STATED GOAL >> All of the lines below are to be printed again exactly; images are excluded from the output.

RECORDED DATA >>
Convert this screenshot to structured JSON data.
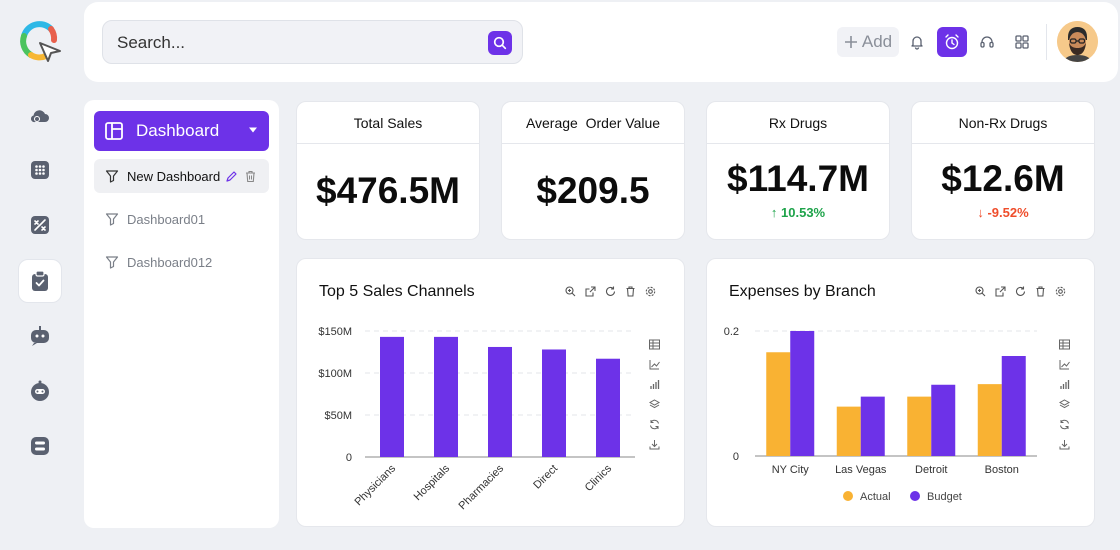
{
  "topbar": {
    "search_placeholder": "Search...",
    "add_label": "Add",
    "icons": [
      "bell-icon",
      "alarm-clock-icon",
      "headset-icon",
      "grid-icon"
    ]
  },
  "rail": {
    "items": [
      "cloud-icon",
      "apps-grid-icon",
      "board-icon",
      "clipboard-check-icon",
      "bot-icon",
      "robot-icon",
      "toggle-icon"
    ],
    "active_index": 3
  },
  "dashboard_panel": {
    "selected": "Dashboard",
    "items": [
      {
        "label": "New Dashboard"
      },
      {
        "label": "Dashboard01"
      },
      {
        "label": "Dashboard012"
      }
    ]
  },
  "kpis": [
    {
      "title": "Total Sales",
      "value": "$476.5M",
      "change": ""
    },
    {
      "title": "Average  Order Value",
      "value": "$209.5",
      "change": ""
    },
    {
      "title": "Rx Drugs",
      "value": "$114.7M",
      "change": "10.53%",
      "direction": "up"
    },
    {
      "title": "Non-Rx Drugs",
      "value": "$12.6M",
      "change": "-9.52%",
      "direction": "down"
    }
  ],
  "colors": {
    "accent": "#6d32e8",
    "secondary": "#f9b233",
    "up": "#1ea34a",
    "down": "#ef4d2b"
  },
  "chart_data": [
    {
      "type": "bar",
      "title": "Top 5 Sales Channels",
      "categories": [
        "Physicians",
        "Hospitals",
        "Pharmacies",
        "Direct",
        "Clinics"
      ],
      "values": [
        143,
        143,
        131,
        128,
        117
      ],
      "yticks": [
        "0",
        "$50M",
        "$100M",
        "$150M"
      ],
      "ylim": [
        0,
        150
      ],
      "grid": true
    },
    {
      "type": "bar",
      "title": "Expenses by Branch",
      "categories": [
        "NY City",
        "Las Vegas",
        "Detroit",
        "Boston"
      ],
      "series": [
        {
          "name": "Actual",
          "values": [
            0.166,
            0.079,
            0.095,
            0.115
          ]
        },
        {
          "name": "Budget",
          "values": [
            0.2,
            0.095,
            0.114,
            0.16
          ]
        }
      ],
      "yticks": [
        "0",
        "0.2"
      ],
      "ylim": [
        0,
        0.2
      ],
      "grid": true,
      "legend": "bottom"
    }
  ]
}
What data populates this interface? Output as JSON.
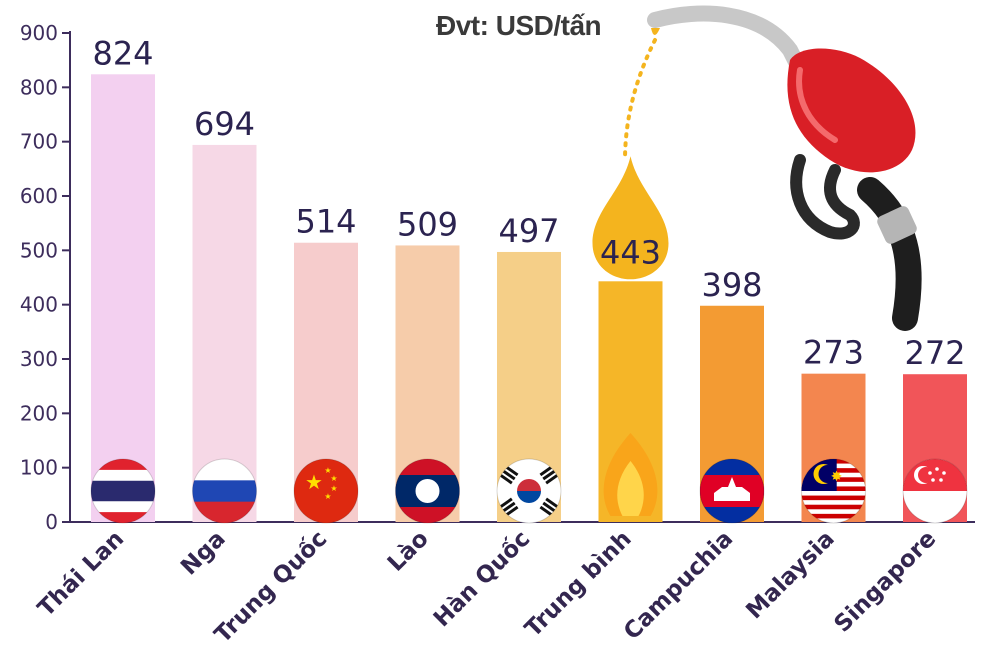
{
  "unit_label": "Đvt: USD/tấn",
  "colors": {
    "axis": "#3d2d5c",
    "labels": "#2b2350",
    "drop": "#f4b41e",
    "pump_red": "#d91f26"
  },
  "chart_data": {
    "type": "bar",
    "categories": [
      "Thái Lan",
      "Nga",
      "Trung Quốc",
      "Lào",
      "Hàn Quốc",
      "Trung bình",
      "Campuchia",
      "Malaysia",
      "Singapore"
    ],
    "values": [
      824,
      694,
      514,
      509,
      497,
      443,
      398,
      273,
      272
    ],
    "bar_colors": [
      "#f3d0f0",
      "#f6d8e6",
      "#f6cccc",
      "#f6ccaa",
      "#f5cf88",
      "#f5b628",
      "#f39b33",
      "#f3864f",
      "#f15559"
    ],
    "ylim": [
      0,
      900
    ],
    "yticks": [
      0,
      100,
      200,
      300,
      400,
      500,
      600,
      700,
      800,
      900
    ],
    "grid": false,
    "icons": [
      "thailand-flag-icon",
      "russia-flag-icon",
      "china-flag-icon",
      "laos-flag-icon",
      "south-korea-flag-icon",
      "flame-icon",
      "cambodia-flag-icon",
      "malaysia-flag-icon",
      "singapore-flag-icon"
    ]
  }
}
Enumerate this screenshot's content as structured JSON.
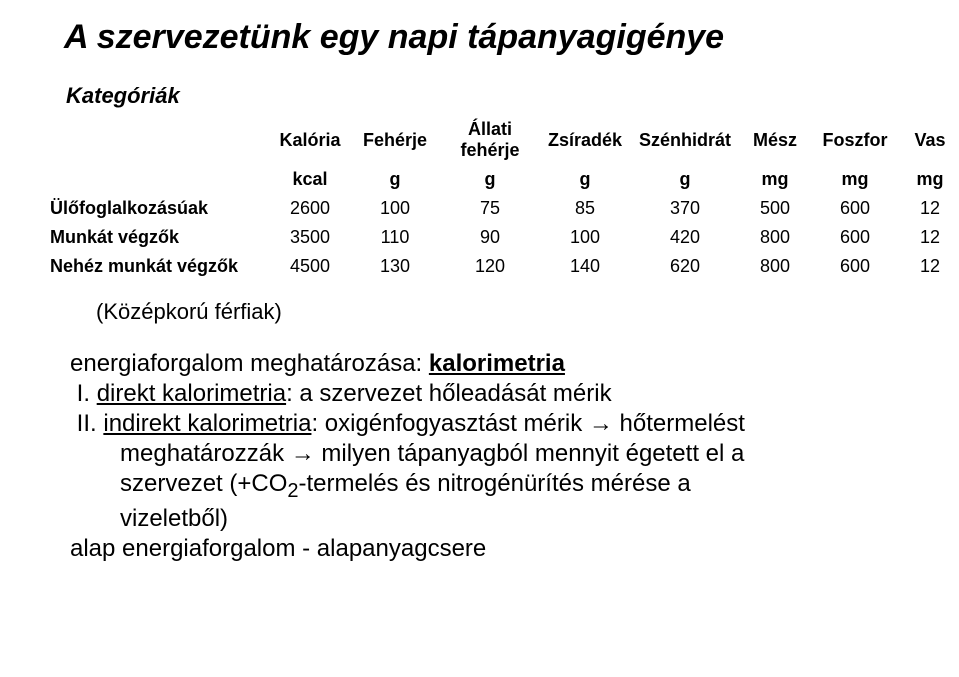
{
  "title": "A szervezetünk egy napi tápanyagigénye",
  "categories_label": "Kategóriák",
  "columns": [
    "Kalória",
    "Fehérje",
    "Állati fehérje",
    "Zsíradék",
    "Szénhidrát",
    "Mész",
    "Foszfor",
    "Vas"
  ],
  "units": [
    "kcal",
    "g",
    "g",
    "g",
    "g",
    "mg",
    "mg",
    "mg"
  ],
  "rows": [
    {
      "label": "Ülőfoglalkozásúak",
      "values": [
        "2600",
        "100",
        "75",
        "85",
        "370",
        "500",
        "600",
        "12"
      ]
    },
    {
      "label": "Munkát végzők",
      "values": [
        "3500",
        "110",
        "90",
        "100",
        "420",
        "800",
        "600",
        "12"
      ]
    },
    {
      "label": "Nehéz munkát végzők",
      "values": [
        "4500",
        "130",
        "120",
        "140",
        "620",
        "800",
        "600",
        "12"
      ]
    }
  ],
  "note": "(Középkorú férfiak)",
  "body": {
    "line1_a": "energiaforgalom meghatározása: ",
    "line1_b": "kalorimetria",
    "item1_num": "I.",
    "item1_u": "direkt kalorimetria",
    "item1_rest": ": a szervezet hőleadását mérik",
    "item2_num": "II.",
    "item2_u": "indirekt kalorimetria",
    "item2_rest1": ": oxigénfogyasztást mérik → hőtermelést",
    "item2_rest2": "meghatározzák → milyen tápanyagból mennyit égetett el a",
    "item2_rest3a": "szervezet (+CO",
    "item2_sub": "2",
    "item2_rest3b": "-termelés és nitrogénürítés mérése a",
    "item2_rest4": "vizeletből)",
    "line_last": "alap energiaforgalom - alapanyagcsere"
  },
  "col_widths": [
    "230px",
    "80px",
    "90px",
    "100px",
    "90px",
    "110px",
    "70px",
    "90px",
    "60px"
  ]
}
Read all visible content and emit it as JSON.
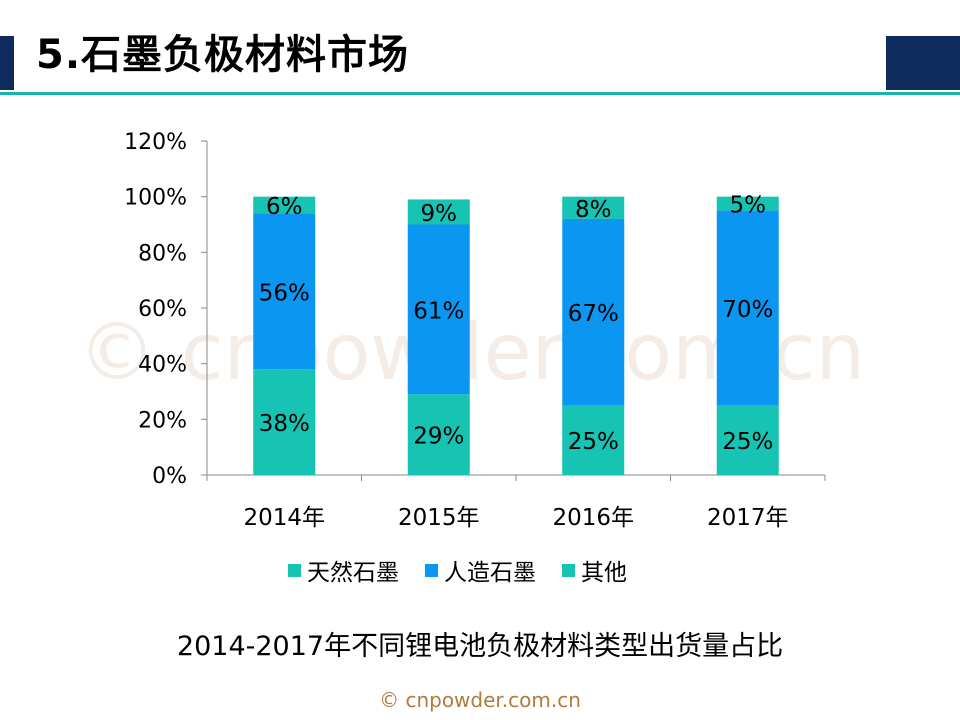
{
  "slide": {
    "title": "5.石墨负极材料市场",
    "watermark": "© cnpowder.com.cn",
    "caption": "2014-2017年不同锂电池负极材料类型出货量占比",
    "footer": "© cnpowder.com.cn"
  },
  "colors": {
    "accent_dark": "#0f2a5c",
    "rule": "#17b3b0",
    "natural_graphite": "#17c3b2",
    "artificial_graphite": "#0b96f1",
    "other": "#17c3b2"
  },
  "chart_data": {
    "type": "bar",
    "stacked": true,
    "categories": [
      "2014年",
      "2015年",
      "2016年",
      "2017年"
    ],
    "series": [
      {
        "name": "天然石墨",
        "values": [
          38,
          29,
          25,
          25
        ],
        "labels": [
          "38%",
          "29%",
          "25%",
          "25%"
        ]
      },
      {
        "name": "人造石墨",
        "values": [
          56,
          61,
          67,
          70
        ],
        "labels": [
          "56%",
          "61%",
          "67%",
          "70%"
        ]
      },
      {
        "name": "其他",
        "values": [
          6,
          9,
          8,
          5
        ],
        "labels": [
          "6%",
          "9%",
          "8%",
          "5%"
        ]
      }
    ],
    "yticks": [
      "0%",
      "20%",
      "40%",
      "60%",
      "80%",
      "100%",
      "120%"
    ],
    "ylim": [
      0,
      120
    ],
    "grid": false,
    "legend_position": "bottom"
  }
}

REPLY >>
Convert this screenshot to structured JSON data.
{
  "topbar": {
    "search_placeholder": "Search...",
    "add_label": "Add",
    "icons": [
      "bell-icon",
      "alarm-clock-icon",
      "headset-icon",
      "grid-icon"
    ]
  },
  "rail": {
    "items": [
      "cloud-icon",
      "apps-grid-icon",
      "board-icon",
      "clipboard-check-icon",
      "bot-icon",
      "robot-icon",
      "toggle-icon"
    ],
    "active_index": 3
  },
  "dashboard_panel": {
    "selected": "Dashboard",
    "items": [
      {
        "label": "New Dashboard"
      },
      {
        "label": "Dashboard01"
      },
      {
        "label": "Dashboard012"
      }
    ]
  },
  "kpis": [
    {
      "title": "Total Sales",
      "value": "$476.5M",
      "change": ""
    },
    {
      "title": "Average  Order Value",
      "value": "$209.5",
      "change": ""
    },
    {
      "title": "Rx Drugs",
      "value": "$114.7M",
      "change": "10.53%",
      "direction": "up"
    },
    {
      "title": "Non-Rx Drugs",
      "value": "$12.6M",
      "change": "-9.52%",
      "direction": "down"
    }
  ],
  "colors": {
    "accent": "#6d32e8",
    "secondary": "#f9b233",
    "up": "#1ea34a",
    "down": "#ef4d2b"
  },
  "chart_data": [
    {
      "type": "bar",
      "title": "Top 5 Sales Channels",
      "categories": [
        "Physicians",
        "Hospitals",
        "Pharmacies",
        "Direct",
        "Clinics"
      ],
      "values": [
        143,
        143,
        131,
        128,
        117
      ],
      "yticks": [
        "0",
        "$50M",
        "$100M",
        "$150M"
      ],
      "ylim": [
        0,
        150
      ],
      "grid": true
    },
    {
      "type": "bar",
      "title": "Expenses by Branch",
      "categories": [
        "NY City",
        "Las Vegas",
        "Detroit",
        "Boston"
      ],
      "series": [
        {
          "name": "Actual",
          "values": [
            0.166,
            0.079,
            0.095,
            0.115
          ]
        },
        {
          "name": "Budget",
          "values": [
            0.2,
            0.095,
            0.114,
            0.16
          ]
        }
      ],
      "yticks": [
        "0",
        "0.2"
      ],
      "ylim": [
        0,
        0.2
      ],
      "grid": true,
      "legend": "bottom"
    }
  ]
}
What data populates this interface? Output as JSON.
{
  "unit_label": "Đvt: USD/tấn",
  "colors": {
    "axis": "#3d2d5c",
    "labels": "#2b2350",
    "drop": "#f4b41e",
    "pump_red": "#d91f26"
  },
  "chart_data": {
    "type": "bar",
    "categories": [
      "Thái Lan",
      "Nga",
      "Trung Quốc",
      "Lào",
      "Hàn Quốc",
      "Trung bình",
      "Campuchia",
      "Malaysia",
      "Singapore"
    ],
    "values": [
      824,
      694,
      514,
      509,
      497,
      443,
      398,
      273,
      272
    ],
    "bar_colors": [
      "#f3d0f0",
      "#f6d8e6",
      "#f6cccc",
      "#f6ccaa",
      "#f5cf88",
      "#f5b628",
      "#f39b33",
      "#f3864f",
      "#f15559"
    ],
    "ylim": [
      0,
      900
    ],
    "yticks": [
      0,
      100,
      200,
      300,
      400,
      500,
      600,
      700,
      800,
      900
    ],
    "grid": false,
    "icons": [
      "thailand-flag-icon",
      "russia-flag-icon",
      "china-flag-icon",
      "laos-flag-icon",
      "south-korea-flag-icon",
      "flame-icon",
      "cambodia-flag-icon",
      "malaysia-flag-icon",
      "singapore-flag-icon"
    ]
  }
}
Enumerate this screenshot's content as structured JSON.
{
  "title": "A szervezetünk egy napi tápanyagigénye",
  "categories_label": "Kategóriák",
  "columns": [
    "Kalória",
    "Fehérje",
    "Állati fehérje",
    "Zsíradék",
    "Szénhidrát",
    "Mész",
    "Foszfor",
    "Vas"
  ],
  "units": [
    "kcal",
    "g",
    "g",
    "g",
    "g",
    "mg",
    "mg",
    "mg"
  ],
  "rows": [
    {
      "label": "Ülőfoglalkozásúak",
      "values": [
        "2600",
        "100",
        "75",
        "85",
        "370",
        "500",
        "600",
        "12"
      ]
    },
    {
      "label": "Munkát végzők",
      "values": [
        "3500",
        "110",
        "90",
        "100",
        "420",
        "800",
        "600",
        "12"
      ]
    },
    {
      "label": "Nehéz munkát végzők",
      "values": [
        "4500",
        "130",
        "120",
        "140",
        "620",
        "800",
        "600",
        "12"
      ]
    }
  ],
  "note": "(Középkorú férfiak)",
  "body": {
    "line1_a": "energiaforgalom meghatározása: ",
    "line1_b": "kalorimetria",
    "item1_num": "I.",
    "item1_u": "direkt kalorimetria",
    "item1_rest": ": a szervezet hőleadását mérik",
    "item2_num": "II.",
    "item2_u": "indirekt kalorimetria",
    "item2_rest1": ": oxigénfogyasztást mérik → hőtermelést",
    "item2_rest2": "meghatározzák → milyen tápanyagból mennyit égetett el a",
    "item2_rest3a": "szervezet (+CO",
    "item2_sub": "2",
    "item2_rest3b": "-termelés és nitrogénürítés mérése a",
    "item2_rest4": "vizeletből)",
    "line_last": "alap energiaforgalom - alapanyagcsere"
  },
  "col_widths": [
    "230px",
    "80px",
    "90px",
    "100px",
    "90px",
    "110px",
    "70px",
    "90px",
    "60px"
  ]
}
Read all visible content and emit it as JSON.
{
  "slide": {
    "title": "5.石墨负极材料市场",
    "watermark": "© cnpowder.com.cn",
    "caption": "2014-2017年不同锂电池负极材料类型出货量占比",
    "footer": "© cnpowder.com.cn"
  },
  "colors": {
    "accent_dark": "#0f2a5c",
    "rule": "#17b3b0",
    "natural_graphite": "#17c3b2",
    "artificial_graphite": "#0b96f1",
    "other": "#17c3b2"
  },
  "chart_data": {
    "type": "bar",
    "stacked": true,
    "categories": [
      "2014年",
      "2015年",
      "2016年",
      "2017年"
    ],
    "series": [
      {
        "name": "天然石墨",
        "values": [
          38,
          29,
          25,
          25
        ],
        "labels": [
          "38%",
          "29%",
          "25%",
          "25%"
        ]
      },
      {
        "name": "人造石墨",
        "values": [
          56,
          61,
          67,
          70
        ],
        "labels": [
          "56%",
          "61%",
          "67%",
          "70%"
        ]
      },
      {
        "name": "其他",
        "values": [
          6,
          9,
          8,
          5
        ],
        "labels": [
          "6%",
          "9%",
          "8%",
          "5%"
        ]
      }
    ],
    "yticks": [
      "0%",
      "20%",
      "40%",
      "60%",
      "80%",
      "100%",
      "120%"
    ],
    "ylim": [
      0,
      120
    ],
    "grid": false,
    "legend_position": "bottom"
  }
}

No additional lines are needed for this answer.